■ **INPUT**:
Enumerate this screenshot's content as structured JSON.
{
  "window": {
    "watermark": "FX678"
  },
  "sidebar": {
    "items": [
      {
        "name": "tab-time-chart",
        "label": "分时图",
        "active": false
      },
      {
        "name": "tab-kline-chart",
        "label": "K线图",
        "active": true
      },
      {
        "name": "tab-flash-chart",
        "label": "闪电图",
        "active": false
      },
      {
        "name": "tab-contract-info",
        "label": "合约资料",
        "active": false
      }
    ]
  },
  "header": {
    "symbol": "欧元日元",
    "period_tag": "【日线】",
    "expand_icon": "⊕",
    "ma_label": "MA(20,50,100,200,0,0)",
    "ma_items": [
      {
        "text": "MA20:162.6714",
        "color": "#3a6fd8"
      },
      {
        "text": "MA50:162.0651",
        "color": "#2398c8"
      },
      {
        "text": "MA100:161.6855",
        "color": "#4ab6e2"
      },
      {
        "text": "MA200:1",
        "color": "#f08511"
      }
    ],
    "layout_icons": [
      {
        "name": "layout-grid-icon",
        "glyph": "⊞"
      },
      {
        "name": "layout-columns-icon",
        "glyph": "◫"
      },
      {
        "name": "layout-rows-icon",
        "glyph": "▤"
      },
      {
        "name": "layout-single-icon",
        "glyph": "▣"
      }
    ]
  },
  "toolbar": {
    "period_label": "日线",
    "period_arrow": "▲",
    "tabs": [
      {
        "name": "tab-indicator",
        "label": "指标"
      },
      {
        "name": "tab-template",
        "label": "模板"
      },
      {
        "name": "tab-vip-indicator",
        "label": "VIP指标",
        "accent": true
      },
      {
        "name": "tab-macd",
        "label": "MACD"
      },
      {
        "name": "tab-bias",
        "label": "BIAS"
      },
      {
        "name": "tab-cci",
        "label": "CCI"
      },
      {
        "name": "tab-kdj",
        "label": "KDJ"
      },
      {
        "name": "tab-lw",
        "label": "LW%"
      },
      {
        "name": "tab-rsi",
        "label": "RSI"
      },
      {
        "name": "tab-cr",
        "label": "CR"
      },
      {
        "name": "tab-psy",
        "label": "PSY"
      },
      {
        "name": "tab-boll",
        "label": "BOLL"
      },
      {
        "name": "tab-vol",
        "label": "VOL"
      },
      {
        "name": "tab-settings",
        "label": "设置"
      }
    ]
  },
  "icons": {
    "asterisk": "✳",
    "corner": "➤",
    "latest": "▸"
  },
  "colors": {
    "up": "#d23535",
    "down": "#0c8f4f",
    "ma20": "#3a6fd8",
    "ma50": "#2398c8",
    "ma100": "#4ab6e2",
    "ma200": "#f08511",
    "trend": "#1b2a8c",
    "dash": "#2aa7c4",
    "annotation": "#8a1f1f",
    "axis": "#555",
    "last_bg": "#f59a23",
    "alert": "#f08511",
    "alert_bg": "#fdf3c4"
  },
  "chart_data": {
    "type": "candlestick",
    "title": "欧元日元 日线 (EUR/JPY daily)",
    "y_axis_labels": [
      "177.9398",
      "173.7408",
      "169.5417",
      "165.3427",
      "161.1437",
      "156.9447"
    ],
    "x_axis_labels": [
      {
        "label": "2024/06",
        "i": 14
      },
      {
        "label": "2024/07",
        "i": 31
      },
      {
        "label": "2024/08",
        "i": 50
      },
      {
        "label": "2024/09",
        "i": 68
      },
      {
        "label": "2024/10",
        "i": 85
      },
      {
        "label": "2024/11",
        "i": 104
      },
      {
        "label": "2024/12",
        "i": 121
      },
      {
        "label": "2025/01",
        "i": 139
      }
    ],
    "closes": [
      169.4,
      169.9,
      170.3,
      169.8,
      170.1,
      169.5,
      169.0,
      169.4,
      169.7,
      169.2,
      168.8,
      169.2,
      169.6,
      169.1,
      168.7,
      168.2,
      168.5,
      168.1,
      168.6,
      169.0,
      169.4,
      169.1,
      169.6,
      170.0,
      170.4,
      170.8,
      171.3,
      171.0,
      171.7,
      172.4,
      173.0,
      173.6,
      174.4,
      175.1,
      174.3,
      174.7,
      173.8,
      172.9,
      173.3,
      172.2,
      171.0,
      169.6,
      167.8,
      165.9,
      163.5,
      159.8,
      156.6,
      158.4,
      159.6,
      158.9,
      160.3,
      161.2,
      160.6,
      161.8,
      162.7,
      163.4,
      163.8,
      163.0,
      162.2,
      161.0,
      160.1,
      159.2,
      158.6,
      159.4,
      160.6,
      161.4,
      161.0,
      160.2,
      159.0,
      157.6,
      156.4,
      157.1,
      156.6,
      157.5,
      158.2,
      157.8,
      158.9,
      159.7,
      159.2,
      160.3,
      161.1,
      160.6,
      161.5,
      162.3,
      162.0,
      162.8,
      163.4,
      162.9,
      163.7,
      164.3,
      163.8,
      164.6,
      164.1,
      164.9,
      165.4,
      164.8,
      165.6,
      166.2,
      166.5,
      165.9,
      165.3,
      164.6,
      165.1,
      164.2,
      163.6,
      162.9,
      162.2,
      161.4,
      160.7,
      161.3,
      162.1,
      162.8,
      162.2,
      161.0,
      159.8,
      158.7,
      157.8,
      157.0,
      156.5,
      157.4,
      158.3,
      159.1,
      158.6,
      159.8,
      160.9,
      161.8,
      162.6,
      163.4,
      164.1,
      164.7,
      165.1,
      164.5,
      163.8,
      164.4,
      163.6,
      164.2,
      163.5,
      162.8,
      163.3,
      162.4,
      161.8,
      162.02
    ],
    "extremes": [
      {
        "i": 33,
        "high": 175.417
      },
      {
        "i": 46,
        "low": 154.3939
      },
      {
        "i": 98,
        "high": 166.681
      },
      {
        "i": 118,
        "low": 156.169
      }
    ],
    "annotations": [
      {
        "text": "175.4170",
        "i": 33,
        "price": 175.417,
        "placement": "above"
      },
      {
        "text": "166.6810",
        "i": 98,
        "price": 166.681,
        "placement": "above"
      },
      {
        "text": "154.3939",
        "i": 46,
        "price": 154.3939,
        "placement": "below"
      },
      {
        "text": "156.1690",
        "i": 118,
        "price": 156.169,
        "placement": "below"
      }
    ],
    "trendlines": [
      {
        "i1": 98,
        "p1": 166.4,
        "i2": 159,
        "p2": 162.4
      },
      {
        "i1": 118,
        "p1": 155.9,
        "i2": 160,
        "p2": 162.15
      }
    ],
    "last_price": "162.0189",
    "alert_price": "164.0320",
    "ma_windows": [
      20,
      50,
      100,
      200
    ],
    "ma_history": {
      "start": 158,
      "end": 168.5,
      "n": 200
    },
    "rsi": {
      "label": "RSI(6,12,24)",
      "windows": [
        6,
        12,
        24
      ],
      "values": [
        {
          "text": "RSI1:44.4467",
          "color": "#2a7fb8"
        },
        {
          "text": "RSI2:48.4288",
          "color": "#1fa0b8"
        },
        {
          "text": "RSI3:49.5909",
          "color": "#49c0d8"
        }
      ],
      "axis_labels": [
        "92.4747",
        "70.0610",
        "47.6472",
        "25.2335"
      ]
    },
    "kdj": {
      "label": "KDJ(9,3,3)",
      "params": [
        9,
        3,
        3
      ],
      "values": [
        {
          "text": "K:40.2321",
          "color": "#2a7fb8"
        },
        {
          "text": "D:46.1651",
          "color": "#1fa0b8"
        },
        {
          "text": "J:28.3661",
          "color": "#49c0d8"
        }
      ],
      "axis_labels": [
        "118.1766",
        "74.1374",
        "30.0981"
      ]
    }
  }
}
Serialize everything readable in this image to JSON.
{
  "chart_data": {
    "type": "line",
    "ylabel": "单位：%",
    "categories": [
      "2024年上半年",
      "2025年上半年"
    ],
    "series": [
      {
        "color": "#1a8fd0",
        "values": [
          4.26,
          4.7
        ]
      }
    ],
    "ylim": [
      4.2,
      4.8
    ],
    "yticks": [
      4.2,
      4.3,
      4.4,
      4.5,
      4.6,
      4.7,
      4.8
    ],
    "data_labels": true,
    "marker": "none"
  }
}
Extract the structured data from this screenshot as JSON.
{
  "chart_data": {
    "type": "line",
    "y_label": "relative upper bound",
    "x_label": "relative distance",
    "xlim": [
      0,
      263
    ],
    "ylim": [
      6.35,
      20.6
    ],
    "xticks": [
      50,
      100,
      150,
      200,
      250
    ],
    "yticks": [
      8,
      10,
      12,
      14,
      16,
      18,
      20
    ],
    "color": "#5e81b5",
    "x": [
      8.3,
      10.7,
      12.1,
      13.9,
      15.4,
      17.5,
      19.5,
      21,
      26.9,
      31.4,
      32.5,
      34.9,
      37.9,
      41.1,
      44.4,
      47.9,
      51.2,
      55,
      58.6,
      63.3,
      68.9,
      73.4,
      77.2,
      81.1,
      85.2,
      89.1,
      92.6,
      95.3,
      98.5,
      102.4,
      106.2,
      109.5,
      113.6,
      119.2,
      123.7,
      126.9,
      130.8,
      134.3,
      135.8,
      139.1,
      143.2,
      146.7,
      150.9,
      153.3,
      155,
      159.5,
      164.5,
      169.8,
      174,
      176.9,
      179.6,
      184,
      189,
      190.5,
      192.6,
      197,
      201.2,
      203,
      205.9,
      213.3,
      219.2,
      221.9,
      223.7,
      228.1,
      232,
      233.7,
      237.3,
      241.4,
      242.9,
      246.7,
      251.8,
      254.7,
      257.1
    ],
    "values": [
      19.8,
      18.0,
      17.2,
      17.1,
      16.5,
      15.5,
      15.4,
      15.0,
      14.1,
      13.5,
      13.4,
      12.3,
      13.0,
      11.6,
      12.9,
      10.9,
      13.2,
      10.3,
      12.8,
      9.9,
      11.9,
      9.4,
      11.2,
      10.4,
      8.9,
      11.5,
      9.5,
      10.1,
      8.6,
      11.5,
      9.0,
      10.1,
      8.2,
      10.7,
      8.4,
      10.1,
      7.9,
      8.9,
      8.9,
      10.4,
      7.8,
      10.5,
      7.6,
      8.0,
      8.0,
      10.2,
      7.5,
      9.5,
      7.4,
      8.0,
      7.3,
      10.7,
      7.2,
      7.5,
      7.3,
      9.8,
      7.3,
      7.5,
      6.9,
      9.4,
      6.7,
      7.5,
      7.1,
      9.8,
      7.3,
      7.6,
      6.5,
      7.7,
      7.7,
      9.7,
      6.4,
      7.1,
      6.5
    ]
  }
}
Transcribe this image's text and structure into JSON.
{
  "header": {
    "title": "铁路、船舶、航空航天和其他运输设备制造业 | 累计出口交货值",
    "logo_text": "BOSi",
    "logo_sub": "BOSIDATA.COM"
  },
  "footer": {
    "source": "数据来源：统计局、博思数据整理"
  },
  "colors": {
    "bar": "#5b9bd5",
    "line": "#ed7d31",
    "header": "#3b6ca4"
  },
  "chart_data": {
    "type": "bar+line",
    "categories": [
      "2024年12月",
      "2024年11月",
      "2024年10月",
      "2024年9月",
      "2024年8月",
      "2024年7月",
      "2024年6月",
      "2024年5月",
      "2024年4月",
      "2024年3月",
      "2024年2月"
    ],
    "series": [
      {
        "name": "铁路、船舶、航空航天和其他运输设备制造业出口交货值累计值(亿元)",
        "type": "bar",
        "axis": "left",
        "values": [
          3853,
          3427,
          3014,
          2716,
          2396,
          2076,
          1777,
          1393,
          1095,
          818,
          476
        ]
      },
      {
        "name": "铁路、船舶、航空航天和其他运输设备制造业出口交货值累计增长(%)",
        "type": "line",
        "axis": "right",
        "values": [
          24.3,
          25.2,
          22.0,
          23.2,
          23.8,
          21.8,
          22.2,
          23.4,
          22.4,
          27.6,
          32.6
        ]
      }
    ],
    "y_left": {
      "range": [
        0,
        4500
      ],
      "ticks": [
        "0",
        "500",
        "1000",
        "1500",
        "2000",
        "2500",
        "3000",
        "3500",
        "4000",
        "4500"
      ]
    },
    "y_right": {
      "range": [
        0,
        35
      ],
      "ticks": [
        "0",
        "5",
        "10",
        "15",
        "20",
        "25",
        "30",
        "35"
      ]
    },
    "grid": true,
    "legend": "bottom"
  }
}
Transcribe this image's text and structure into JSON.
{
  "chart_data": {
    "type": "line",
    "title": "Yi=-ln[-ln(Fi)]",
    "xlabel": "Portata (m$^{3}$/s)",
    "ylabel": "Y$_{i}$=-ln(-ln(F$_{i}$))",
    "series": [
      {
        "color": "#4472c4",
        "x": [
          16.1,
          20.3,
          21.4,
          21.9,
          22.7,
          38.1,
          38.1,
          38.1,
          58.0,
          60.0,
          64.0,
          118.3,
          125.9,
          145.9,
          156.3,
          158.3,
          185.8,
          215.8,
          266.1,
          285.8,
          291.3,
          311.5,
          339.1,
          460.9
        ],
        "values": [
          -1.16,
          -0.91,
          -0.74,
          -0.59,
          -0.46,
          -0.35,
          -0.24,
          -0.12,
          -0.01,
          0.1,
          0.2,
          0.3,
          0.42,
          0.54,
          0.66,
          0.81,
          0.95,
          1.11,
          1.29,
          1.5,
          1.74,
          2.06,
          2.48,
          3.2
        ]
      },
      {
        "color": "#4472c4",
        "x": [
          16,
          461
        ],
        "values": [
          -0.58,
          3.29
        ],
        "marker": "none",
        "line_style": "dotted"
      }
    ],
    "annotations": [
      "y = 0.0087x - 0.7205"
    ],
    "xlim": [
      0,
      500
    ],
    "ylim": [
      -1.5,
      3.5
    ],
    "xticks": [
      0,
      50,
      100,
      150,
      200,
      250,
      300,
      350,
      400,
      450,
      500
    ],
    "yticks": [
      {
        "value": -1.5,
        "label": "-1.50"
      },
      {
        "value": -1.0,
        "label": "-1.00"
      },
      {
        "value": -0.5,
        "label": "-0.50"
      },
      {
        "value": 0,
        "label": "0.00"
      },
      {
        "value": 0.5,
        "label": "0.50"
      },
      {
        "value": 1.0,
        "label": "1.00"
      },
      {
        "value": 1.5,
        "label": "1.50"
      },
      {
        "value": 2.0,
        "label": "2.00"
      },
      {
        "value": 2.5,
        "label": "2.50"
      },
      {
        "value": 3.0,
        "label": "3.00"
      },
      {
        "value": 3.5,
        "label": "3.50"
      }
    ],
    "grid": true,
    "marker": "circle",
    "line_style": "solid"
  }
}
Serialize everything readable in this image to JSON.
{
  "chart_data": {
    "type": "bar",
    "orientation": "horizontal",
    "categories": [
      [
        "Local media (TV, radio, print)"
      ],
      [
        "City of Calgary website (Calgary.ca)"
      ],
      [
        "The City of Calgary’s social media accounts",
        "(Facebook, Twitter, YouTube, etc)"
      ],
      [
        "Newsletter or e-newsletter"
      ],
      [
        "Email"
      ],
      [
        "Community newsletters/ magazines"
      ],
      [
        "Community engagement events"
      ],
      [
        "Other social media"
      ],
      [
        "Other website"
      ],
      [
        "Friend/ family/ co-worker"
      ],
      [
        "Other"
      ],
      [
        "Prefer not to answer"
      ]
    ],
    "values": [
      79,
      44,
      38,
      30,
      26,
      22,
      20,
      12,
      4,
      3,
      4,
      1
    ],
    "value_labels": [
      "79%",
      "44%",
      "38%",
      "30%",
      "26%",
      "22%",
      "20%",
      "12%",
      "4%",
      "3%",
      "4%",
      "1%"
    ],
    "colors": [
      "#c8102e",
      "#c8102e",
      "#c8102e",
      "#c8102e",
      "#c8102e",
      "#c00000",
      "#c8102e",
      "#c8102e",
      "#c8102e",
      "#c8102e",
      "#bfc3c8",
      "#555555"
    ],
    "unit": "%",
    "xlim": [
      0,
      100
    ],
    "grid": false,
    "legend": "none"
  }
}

■ **WORK TO DO**:
Scan the listing above for the word "grid" and show each line where it is found.

■ **TASK SOLUTION**:
        "name": "layout-grid-icon",
    "grid": true,
    "grid": true,
    "grid": false,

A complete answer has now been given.